## Objective
Read the material below and tally how many lines hold the word "стали", giving the number and nothing else.

## Dataset excerpt
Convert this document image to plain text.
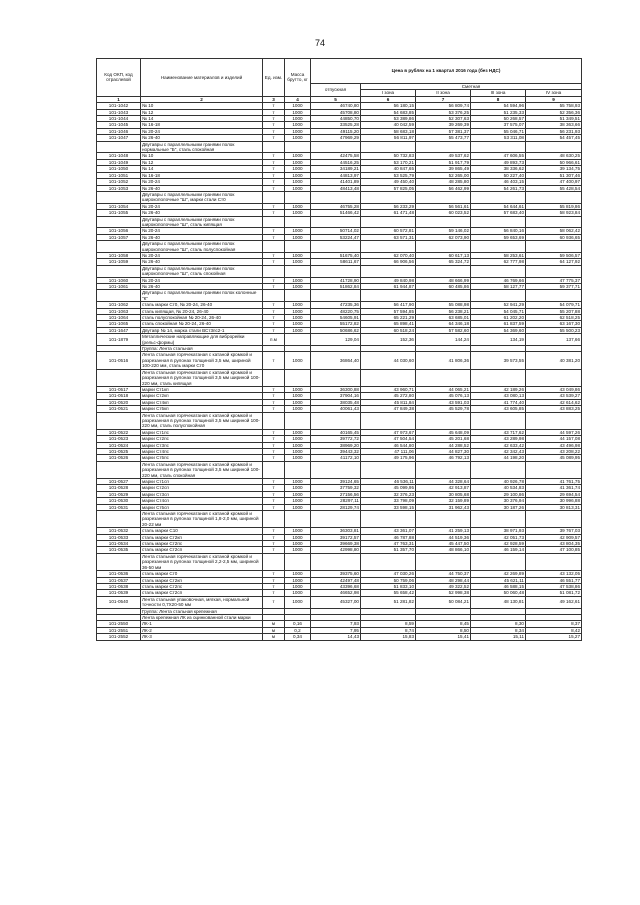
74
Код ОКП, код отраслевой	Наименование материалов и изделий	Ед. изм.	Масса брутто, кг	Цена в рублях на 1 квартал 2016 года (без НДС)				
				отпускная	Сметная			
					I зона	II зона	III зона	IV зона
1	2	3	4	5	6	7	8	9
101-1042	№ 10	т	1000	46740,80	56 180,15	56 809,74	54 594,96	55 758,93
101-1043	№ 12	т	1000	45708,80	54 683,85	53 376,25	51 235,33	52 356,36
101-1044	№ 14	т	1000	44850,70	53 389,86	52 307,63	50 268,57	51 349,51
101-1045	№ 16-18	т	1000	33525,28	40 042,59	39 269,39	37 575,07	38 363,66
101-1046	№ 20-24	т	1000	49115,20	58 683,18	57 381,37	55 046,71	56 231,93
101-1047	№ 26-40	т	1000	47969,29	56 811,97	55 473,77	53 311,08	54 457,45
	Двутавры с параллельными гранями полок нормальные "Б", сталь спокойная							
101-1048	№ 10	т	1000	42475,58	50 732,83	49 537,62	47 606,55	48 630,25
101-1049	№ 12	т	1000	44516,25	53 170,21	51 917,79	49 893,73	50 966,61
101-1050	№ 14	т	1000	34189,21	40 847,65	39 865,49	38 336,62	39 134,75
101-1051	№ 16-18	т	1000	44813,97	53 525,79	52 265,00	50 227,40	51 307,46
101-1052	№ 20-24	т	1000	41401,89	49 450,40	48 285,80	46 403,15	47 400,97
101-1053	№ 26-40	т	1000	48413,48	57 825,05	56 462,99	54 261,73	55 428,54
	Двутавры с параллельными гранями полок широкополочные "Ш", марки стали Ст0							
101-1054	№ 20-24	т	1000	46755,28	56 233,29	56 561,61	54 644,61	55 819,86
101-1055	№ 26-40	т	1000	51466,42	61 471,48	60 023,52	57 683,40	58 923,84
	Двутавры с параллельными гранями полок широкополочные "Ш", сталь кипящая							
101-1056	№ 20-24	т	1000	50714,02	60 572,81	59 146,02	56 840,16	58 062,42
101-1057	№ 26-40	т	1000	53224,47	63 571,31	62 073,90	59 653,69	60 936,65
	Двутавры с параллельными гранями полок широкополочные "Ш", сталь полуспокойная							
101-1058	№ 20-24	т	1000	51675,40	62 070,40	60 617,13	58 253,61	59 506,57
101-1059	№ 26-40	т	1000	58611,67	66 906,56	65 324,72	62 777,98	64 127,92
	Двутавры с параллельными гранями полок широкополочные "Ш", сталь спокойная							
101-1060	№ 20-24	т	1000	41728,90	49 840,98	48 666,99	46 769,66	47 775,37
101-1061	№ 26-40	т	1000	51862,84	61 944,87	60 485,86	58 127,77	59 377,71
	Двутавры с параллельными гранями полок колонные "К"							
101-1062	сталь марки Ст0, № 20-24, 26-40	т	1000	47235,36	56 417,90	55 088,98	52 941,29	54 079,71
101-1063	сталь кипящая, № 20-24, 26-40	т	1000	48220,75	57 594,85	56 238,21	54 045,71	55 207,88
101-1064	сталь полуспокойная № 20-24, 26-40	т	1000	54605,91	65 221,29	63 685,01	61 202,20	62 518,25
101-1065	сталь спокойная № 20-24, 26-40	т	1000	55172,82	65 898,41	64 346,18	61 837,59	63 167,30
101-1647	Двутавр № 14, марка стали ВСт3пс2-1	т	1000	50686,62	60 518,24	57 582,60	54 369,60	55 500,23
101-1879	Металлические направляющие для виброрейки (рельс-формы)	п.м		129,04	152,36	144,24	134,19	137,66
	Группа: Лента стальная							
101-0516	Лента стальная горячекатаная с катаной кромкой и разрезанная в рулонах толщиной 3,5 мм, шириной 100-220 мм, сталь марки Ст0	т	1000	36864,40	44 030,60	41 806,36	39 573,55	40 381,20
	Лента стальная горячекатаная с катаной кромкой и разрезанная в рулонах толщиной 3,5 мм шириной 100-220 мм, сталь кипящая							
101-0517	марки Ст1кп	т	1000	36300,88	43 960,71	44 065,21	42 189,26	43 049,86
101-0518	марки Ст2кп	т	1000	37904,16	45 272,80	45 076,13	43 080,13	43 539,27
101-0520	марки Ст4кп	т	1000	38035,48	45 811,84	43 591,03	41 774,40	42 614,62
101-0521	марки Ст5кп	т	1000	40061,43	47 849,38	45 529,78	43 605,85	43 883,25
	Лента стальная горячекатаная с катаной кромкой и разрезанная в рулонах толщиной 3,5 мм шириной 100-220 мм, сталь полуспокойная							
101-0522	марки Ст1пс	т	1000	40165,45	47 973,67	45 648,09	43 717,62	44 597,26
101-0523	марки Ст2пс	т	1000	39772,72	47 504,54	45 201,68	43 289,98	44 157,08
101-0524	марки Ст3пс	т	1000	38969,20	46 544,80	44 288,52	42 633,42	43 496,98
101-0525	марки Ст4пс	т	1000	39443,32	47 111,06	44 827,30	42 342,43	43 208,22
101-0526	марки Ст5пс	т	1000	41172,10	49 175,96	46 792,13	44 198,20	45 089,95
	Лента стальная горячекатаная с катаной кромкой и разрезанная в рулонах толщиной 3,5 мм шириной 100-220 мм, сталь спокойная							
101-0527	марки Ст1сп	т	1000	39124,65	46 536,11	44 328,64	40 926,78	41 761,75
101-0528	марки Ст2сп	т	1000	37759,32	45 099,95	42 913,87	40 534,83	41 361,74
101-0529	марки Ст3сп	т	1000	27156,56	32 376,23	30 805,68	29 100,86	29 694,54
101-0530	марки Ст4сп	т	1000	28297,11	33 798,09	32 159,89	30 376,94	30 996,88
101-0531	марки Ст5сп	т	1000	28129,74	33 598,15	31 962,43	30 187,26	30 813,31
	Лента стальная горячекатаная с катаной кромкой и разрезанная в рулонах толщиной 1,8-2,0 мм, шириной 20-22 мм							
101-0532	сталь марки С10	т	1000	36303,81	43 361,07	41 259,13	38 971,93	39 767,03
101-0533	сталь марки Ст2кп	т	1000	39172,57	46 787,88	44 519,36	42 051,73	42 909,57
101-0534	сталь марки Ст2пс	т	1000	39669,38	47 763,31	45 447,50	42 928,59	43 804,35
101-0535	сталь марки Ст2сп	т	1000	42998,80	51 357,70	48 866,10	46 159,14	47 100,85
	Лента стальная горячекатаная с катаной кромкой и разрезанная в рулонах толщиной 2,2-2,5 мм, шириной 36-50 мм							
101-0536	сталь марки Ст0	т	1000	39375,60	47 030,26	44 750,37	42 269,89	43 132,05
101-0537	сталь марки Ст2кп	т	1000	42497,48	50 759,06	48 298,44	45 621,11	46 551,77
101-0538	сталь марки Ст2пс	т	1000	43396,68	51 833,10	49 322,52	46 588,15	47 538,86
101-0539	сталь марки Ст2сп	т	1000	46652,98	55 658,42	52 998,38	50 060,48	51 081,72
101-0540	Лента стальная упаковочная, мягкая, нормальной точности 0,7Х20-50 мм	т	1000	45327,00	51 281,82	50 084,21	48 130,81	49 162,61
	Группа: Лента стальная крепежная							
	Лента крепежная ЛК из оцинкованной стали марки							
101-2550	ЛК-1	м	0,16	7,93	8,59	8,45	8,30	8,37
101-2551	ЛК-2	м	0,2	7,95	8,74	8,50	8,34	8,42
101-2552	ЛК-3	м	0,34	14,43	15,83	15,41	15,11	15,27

## Output for this exercise
3